- **Directions**:
Set down all of the data exactly as it appears.

= = = =

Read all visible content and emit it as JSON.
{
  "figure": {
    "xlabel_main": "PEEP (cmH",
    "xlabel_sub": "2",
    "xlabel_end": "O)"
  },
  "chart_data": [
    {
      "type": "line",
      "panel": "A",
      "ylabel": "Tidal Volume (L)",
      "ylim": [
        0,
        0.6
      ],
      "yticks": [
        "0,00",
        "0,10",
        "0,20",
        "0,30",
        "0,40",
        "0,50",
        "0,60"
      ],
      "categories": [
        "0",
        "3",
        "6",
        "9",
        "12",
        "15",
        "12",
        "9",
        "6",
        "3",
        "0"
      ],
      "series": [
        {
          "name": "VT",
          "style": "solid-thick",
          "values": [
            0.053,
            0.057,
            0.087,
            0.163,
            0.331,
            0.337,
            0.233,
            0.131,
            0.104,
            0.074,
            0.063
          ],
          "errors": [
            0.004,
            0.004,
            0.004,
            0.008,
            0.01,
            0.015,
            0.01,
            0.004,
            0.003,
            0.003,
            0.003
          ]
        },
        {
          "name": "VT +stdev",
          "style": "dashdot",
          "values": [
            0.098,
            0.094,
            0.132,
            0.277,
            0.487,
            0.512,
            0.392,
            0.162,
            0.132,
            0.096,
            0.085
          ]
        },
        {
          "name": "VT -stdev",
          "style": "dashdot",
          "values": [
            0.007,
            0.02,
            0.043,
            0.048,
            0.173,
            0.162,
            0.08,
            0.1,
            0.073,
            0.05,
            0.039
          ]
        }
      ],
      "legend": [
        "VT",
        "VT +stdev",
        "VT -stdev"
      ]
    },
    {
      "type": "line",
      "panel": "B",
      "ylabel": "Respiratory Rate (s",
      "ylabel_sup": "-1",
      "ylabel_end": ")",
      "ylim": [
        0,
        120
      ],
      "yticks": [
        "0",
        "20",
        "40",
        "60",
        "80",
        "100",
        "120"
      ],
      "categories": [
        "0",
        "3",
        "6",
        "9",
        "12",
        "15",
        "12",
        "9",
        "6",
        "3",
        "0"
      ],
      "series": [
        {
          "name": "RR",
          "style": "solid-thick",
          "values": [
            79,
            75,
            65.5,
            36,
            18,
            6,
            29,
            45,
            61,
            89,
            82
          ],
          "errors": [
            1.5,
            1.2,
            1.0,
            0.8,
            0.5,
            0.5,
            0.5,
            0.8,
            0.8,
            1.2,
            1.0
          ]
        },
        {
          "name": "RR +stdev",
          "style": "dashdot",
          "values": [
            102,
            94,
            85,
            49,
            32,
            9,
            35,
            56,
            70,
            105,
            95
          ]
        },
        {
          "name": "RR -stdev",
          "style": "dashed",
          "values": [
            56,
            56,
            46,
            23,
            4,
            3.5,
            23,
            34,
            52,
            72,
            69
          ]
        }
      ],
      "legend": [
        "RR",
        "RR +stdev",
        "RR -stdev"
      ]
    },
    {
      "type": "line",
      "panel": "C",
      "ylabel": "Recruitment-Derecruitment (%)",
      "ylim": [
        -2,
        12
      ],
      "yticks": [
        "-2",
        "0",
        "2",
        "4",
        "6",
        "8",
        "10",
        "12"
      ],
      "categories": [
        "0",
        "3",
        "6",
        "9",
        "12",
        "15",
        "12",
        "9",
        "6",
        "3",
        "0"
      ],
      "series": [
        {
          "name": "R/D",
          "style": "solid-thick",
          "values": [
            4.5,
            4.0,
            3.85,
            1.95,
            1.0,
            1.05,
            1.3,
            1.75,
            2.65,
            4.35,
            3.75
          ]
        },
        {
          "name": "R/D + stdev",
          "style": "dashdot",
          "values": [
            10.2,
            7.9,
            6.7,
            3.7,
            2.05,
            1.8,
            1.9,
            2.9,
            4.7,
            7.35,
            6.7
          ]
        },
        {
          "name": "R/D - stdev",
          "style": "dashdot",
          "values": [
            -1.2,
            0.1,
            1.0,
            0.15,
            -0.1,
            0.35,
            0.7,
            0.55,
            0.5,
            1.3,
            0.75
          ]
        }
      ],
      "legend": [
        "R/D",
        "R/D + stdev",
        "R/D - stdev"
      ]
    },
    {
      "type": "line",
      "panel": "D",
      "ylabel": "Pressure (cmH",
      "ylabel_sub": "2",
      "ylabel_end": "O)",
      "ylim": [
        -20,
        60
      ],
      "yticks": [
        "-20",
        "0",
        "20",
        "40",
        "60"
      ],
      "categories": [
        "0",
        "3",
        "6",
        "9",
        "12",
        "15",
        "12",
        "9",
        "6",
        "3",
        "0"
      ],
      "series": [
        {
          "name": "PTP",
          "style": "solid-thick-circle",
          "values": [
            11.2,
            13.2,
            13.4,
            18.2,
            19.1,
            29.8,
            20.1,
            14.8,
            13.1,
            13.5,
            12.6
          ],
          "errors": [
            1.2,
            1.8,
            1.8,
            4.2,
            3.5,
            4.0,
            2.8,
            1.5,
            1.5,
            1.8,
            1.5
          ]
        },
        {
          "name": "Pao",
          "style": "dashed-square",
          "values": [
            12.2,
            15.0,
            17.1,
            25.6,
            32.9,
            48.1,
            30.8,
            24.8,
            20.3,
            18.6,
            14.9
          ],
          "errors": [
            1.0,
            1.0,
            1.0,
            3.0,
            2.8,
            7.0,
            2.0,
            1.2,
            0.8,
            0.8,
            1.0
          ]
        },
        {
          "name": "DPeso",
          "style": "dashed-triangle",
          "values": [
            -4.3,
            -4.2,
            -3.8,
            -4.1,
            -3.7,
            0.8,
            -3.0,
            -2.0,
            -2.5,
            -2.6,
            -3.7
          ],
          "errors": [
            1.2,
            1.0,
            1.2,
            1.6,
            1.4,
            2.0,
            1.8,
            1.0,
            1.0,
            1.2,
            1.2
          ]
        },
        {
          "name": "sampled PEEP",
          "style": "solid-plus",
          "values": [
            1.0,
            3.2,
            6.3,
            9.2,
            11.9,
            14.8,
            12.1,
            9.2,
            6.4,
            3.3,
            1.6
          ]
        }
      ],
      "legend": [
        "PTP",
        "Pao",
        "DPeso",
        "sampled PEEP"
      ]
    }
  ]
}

= = = =

- **Exercise answer**:
Read all visible content and emit it as JSON.
{
  "figure": {
    "xlabel_main": "PEEP (cmH",
    "xlabel_sub": "2",
    "xlabel_end": "O)"
  },
  "chart_data": [
    {
      "type": "line",
      "panel": "A",
      "ylabel": "Tidal Volume (L)",
      "ylim": [
        0,
        0.6
      ],
      "yticks": [
        "0,00",
        "0,10",
        "0,20",
        "0,30",
        "0,40",
        "0,50",
        "0,60"
      ],
      "categories": [
        "0",
        "3",
        "6",
        "9",
        "12",
        "15",
        "12",
        "9",
        "6",
        "3",
        "0"
      ],
      "series": [
        {
          "name": "VT",
          "style": "solid-thick",
          "values": [
            0.053,
            0.057,
            0.087,
            0.163,
            0.331,
            0.337,
            0.233,
            0.131,
            0.104,
            0.074,
            0.063
          ],
          "errors": [
            0.004,
            0.004,
            0.004,
            0.008,
            0.01,
            0.015,
            0.01,
            0.004,
            0.003,
            0.003,
            0.003
          ]
        },
        {
          "name": "VT +stdev",
          "style": "dashdot",
          "values": [
            0.098,
            0.094,
            0.132,
            0.277,
            0.487,
            0.512,
            0.392,
            0.162,
            0.132,
            0.096,
            0.085
          ]
        },
        {
          "name": "VT -stdev",
          "style": "dashdot",
          "values": [
            0.007,
            0.02,
            0.043,
            0.048,
            0.173,
            0.162,
            0.08,
            0.1,
            0.073,
            0.05,
            0.039
          ]
        }
      ],
      "legend": [
        "VT",
        "VT +stdev",
        "VT -stdev"
      ]
    },
    {
      "type": "line",
      "panel": "B",
      "ylabel": "Respiratory Rate (s",
      "ylabel_sup": "-1",
      "ylabel_end": ")",
      "ylim": [
        0,
        120
      ],
      "yticks": [
        "0",
        "20",
        "40",
        "60",
        "80",
        "100",
        "120"
      ],
      "categories": [
        "0",
        "3",
        "6",
        "9",
        "12",
        "15",
        "12",
        "9",
        "6",
        "3",
        "0"
      ],
      "series": [
        {
          "name": "RR",
          "style": "solid-thick",
          "values": [
            79,
            75,
            65.5,
            36,
            18,
            6,
            29,
            45,
            61,
            89,
            82
          ],
          "errors": [
            1.5,
            1.2,
            1.0,
            0.8,
            0.5,
            0.5,
            0.5,
            0.8,
            0.8,
            1.2,
            1.0
          ]
        },
        {
          "name": "RR +stdev",
          "style": "dashdot",
          "values": [
            102,
            94,
            85,
            49,
            32,
            9,
            35,
            56,
            70,
            105,
            95
          ]
        },
        {
          "name": "RR -stdev",
          "style": "dashed",
          "values": [
            56,
            56,
            46,
            23,
            4,
            3.5,
            23,
            34,
            52,
            72,
            69
          ]
        }
      ],
      "legend": [
        "RR",
        "RR +stdev",
        "RR -stdev"
      ]
    },
    {
      "type": "line",
      "panel": "C",
      "ylabel": "Recruitment-Derecruitment (%)",
      "ylim": [
        -2,
        12
      ],
      "yticks": [
        "-2",
        "0",
        "2",
        "4",
        "6",
        "8",
        "10",
        "12"
      ],
      "categories": [
        "0",
        "3",
        "6",
        "9",
        "12",
        "15",
        "12",
        "9",
        "6",
        "3",
        "0"
      ],
      "series": [
        {
          "name": "R/D",
          "style": "solid-thick",
          "values": [
            4.5,
            4.0,
            3.85,
            1.95,
            1.0,
            1.05,
            1.3,
            1.75,
            2.65,
            4.35,
            3.75
          ]
        },
        {
          "name": "R/D + stdev",
          "style": "dashdot",
          "values": [
            10.2,
            7.9,
            6.7,
            3.7,
            2.05,
            1.8,
            1.9,
            2.9,
            4.7,
            7.35,
            6.7
          ]
        },
        {
          "name": "R/D - stdev",
          "style": "dashdot",
          "values": [
            -1.2,
            0.1,
            1.0,
            0.15,
            -0.1,
            0.35,
            0.7,
            0.55,
            0.5,
            1.3,
            0.75
          ]
        }
      ],
      "legend": [
        "R/D",
        "R/D + stdev",
        "R/D - stdev"
      ]
    },
    {
      "type": "line",
      "panel": "D",
      "ylabel": "Pressure (cmH",
      "ylabel_sub": "2",
      "ylabel_end": "O)",
      "ylim": [
        -20,
        60
      ],
      "yticks": [
        "-20",
        "0",
        "20",
        "40",
        "60"
      ],
      "categories": [
        "0",
        "3",
        "6",
        "9",
        "12",
        "15",
        "12",
        "9",
        "6",
        "3",
        "0"
      ],
      "series": [
        {
          "name": "PTP",
          "style": "solid-thick-circle",
          "values": [
            11.2,
            13.2,
            13.4,
            18.2,
            19.1,
            29.8,
            20.1,
            14.8,
            13.1,
            13.5,
            12.6
          ],
          "errors": [
            1.2,
            1.8,
            1.8,
            4.2,
            3.5,
            4.0,
            2.8,
            1.5,
            1.5,
            1.8,
            1.5
          ]
        },
        {
          "name": "Pao",
          "style": "dashed-square",
          "values": [
            12.2,
            15.0,
            17.1,
            25.6,
            32.9,
            48.1,
            30.8,
            24.8,
            20.3,
            18.6,
            14.9
          ],
          "errors": [
            1.0,
            1.0,
            1.0,
            3.0,
            2.8,
            7.0,
            2.0,
            1.2,
            0.8,
            0.8,
            1.0
          ]
        },
        {
          "name": "DPeso",
          "style": "dashed-triangle",
          "values": [
            -4.3,
            -4.2,
            -3.8,
            -4.1,
            -3.7,
            0.8,
            -3.0,
            -2.0,
            -2.5,
            -2.6,
            -3.7
          ],
          "errors": [
            1.2,
            1.0,
            1.2,
            1.6,
            1.4,
            2.0,
            1.8,
            1.0,
            1.0,
            1.2,
            1.2
          ]
        },
        {
          "name": "sampled PEEP",
          "style": "solid-plus",
          "values": [
            1.0,
            3.2,
            6.3,
            9.2,
            11.9,
            14.8,
            12.1,
            9.2,
            6.4,
            3.3,
            1.6
          ]
        }
      ],
      "legend": [
        "PTP",
        "Pao",
        "DPeso",
        "sampled PEEP"
      ]
    }
  ]
}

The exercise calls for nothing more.